Record extracts start

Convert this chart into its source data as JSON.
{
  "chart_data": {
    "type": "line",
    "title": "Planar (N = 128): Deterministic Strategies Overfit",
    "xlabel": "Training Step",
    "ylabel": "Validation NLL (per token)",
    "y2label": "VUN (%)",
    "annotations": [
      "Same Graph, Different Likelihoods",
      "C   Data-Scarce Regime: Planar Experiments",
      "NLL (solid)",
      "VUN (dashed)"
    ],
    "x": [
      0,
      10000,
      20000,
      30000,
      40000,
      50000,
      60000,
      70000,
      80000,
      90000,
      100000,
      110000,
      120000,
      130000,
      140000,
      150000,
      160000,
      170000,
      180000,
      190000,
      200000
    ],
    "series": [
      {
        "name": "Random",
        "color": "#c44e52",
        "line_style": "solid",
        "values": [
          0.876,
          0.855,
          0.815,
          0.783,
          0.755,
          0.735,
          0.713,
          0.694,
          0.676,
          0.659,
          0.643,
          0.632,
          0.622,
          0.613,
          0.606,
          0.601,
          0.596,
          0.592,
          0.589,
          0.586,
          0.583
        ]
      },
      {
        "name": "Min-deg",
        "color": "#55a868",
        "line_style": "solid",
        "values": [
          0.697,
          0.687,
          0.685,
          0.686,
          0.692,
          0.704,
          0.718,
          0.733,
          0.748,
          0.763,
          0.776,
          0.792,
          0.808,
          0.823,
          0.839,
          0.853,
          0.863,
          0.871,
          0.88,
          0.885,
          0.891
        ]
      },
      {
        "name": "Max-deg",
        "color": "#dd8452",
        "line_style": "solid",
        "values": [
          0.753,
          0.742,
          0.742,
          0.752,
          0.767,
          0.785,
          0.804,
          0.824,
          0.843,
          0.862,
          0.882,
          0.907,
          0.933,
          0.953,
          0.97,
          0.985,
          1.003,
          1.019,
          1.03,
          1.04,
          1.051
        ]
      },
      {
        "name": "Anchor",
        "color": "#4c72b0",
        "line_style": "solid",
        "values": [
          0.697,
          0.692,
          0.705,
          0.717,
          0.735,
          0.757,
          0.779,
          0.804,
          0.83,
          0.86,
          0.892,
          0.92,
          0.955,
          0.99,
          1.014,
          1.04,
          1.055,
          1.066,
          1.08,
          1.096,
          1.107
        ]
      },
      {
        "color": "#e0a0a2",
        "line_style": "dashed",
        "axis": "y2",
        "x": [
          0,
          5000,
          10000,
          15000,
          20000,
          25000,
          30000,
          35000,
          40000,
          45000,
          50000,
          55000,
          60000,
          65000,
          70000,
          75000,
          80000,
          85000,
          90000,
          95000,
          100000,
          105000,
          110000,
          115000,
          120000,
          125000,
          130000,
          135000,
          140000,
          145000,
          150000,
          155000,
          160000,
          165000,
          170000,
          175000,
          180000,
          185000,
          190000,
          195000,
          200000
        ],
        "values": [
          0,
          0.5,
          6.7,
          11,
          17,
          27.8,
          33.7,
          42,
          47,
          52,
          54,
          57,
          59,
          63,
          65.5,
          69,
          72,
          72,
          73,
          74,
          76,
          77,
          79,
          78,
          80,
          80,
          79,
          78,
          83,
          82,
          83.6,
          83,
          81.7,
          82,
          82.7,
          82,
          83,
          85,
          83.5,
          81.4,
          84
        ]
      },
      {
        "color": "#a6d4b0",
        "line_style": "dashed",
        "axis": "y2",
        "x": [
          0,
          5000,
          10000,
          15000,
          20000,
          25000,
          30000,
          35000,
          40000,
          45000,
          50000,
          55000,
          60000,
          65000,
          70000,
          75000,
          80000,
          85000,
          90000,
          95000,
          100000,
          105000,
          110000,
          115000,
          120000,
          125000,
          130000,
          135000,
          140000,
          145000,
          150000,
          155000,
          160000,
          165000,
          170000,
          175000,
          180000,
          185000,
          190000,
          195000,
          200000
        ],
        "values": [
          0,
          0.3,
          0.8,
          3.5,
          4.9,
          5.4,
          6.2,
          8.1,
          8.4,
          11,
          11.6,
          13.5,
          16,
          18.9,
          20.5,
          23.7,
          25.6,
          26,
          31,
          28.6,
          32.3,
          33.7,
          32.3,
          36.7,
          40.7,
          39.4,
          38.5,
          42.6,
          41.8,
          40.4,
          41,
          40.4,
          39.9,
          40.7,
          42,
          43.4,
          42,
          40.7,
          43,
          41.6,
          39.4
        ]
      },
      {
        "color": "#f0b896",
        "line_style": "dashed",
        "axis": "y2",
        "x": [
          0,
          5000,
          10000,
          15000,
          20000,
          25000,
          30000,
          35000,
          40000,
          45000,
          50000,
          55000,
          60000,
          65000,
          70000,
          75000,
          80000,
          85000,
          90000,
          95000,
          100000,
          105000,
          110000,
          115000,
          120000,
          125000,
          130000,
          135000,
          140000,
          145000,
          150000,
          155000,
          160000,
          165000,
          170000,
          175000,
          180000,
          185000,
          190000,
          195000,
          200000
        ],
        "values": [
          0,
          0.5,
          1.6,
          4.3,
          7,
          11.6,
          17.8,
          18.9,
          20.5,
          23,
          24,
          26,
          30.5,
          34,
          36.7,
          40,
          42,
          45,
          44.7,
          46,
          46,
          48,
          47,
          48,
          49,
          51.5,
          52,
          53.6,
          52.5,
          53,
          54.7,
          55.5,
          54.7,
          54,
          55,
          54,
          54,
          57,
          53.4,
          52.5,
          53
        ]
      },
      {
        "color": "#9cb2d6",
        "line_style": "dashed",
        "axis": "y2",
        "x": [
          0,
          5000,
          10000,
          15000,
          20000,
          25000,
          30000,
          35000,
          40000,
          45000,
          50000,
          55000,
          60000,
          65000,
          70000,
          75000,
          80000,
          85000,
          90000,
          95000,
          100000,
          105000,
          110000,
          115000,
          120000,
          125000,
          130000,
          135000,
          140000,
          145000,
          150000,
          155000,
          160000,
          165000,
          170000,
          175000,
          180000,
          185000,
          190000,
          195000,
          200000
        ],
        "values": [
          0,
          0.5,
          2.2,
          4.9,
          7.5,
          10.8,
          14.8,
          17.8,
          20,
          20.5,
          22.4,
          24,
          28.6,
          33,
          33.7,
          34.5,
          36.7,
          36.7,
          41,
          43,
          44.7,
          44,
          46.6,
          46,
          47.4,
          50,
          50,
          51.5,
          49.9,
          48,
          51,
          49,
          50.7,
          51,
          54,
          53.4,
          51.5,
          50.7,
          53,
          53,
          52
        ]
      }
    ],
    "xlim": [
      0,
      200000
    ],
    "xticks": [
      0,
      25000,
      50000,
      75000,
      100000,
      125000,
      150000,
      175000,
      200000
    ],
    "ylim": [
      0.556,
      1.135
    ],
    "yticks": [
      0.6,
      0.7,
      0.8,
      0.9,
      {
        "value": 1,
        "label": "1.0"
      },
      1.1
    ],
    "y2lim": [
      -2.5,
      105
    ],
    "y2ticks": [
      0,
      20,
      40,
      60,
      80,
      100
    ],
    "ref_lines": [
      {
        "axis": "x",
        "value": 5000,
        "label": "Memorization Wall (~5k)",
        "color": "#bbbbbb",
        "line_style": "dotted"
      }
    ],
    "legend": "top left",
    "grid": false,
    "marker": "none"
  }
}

Record extracts end

Indicate how many lines of the material contain the string "Planar", giving the number and nothing more.

Result:
2